Dataset records:
++++++++++++++++++++

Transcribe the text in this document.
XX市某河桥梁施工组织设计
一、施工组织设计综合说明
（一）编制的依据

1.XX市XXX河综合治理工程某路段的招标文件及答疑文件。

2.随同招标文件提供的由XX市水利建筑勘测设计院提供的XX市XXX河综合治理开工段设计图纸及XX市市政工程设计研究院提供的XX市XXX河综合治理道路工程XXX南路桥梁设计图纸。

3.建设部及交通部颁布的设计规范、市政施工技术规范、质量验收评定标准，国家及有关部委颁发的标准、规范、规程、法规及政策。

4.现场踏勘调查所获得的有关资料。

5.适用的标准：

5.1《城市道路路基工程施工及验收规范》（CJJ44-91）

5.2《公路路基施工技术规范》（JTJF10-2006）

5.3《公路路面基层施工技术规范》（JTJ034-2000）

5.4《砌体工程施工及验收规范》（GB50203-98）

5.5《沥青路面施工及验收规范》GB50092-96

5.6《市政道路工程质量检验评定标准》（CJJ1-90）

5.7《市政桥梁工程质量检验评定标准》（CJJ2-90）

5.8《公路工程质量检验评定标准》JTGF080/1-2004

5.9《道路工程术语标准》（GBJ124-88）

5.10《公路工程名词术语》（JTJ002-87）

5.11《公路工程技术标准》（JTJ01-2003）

++++++++++++++++++++

TASK GOAL. Write out the records shown above, exactly as they appear.

TASK RESPONSE.
Transcribe the text in this document.
XX市某河桥梁施工组织设计
一、施工组织设计综合说明
（一）编制的依据

1.XX市XXX河综合治理工程某路段的招标文件及答疑文件。

2.随同招标文件提供的由XX市水利建筑勘测设计院提供的XX市XXX河综合治理开工段设计图纸及XX市市政工程设计研究院提供的XX市XXX河综合治理道路工程XXX南路桥梁设计图纸。

3.建设部及交通部颁布的设计规范、市政施工技术规范、质量验收评定标准，国家及有关部委颁发的标准、规范、规程、法规及政策。

4.现场踏勘调查所获得的有关资料。

5.适用的标准：

5.1《城市道路路基工程施工及验收规范》（CJJ44-91）

5.2《公路路基施工技术规范》（JTJF10-2006）

5.3《公路路面基层施工技术规范》（JTJ034-2000）

5.4《砌体工程施工及验收规范》（GB50203-98）

5.5《沥青路面施工及验收规范》GB50092-96

5.6《市政道路工程质量检验评定标准》（CJJ1-90）

5.7《市政桥梁工程质量检验评定标准》（CJJ2-90）

5.8《公路工程质量检验评定标准》JTGF080/1-2004

5.9《道路工程术语标准》（GBJ124-88）

5.10《公路工程名词术语》（JTJ002-87）

5.11《公路工程技术标准》（JTJ01-2003）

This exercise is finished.